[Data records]
_ _ _

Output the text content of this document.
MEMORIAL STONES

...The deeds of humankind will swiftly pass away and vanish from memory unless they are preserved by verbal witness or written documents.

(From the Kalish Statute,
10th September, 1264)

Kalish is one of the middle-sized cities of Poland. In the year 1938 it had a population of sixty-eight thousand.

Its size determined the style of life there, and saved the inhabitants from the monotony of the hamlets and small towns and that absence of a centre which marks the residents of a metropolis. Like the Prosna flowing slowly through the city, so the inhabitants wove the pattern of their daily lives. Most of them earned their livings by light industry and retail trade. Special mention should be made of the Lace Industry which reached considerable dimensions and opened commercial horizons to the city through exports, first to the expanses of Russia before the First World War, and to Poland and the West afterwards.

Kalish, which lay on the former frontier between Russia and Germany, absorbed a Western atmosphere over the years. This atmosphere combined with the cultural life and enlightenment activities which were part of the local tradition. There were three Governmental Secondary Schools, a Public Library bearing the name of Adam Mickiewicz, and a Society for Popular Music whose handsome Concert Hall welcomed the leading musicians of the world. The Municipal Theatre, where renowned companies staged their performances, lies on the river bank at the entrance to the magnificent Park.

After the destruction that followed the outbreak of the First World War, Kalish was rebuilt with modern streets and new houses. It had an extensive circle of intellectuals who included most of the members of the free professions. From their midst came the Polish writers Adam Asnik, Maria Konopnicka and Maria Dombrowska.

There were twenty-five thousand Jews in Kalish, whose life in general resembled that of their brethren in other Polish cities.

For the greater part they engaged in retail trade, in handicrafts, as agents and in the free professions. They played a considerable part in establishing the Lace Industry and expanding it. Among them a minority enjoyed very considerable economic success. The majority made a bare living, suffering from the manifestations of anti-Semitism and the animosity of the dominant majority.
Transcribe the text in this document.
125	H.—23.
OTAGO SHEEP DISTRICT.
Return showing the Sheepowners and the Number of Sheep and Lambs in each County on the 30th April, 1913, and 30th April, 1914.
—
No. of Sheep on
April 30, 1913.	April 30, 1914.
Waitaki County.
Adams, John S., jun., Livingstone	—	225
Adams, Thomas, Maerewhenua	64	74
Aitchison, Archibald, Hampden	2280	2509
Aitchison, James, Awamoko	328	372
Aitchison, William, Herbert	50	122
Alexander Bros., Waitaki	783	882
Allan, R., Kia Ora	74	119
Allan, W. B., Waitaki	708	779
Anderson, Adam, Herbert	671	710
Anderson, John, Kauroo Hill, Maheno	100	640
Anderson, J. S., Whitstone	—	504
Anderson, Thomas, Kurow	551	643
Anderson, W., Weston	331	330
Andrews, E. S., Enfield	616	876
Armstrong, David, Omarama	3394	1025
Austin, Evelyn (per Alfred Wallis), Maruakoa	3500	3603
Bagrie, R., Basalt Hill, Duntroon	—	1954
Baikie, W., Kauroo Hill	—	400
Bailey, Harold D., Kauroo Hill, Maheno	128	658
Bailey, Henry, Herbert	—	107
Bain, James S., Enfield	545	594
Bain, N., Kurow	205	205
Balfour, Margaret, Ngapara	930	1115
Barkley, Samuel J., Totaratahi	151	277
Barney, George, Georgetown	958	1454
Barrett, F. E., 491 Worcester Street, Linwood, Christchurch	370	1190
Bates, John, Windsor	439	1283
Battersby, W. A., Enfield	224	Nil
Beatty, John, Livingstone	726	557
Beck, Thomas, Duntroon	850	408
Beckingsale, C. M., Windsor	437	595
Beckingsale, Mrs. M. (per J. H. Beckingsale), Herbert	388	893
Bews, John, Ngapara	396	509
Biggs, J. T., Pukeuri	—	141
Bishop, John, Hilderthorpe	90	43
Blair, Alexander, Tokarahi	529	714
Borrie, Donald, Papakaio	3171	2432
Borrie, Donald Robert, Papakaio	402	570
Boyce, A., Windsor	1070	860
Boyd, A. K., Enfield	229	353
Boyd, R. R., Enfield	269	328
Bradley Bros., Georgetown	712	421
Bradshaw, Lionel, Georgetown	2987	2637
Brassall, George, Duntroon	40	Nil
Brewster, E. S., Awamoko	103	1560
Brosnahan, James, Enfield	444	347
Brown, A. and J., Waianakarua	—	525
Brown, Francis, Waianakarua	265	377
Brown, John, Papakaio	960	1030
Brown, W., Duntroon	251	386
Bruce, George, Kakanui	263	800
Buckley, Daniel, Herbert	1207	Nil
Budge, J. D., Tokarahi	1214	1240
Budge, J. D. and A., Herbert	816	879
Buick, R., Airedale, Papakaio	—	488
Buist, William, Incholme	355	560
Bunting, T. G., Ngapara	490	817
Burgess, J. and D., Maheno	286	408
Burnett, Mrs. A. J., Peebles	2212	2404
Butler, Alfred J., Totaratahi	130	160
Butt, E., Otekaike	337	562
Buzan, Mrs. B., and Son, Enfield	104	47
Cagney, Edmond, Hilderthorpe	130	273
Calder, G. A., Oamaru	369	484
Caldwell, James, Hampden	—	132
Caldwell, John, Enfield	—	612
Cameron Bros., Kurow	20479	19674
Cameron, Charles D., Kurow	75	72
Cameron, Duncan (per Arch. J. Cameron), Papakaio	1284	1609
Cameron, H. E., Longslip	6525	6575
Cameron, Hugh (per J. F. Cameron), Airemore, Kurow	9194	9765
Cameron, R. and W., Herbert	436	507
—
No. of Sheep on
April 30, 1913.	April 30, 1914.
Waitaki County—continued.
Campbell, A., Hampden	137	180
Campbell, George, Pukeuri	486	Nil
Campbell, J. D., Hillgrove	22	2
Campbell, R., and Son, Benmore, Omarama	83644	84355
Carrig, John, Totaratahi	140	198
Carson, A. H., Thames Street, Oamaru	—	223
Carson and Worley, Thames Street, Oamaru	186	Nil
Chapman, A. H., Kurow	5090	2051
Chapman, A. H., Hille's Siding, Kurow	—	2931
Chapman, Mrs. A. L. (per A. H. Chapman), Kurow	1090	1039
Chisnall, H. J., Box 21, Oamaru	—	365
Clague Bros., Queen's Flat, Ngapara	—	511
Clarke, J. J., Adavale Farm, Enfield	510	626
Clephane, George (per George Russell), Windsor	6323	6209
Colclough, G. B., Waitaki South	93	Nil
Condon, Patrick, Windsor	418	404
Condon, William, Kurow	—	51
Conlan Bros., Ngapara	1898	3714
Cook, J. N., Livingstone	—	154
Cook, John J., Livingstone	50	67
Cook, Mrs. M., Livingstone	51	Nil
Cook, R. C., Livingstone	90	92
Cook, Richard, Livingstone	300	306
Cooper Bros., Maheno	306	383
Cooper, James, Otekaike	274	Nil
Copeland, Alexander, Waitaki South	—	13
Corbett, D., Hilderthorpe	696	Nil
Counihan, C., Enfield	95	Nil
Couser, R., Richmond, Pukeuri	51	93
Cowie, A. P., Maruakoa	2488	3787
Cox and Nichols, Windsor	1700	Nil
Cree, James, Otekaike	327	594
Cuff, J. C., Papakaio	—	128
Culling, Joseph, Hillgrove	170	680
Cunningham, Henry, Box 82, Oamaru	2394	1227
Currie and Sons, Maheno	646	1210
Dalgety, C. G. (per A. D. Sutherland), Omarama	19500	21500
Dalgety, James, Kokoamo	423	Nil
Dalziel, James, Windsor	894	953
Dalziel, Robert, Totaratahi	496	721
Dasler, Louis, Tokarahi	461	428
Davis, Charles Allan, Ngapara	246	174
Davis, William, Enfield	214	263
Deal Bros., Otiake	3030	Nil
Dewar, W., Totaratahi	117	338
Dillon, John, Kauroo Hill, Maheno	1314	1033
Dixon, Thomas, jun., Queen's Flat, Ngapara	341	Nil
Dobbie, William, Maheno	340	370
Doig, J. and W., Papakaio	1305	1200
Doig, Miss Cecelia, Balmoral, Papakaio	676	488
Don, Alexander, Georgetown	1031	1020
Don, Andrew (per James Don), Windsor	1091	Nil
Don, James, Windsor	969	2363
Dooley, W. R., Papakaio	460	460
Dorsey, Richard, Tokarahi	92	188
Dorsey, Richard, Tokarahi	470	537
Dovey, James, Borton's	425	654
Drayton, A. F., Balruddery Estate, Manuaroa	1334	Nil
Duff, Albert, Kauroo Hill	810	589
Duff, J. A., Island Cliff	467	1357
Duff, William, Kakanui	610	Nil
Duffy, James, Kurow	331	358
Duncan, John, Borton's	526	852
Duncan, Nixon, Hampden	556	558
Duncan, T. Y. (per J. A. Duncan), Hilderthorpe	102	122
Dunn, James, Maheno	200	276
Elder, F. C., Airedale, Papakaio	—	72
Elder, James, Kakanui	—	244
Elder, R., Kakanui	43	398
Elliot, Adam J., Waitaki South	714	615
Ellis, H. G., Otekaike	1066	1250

_ _ _

Copy all lines from the material that include "Carson".

[COMPLETED EXERCISE]
Carson, A. H., Thames Street, Oamaru	—	223
Carson and Worley, Thames Street, Oamaru	186	Nil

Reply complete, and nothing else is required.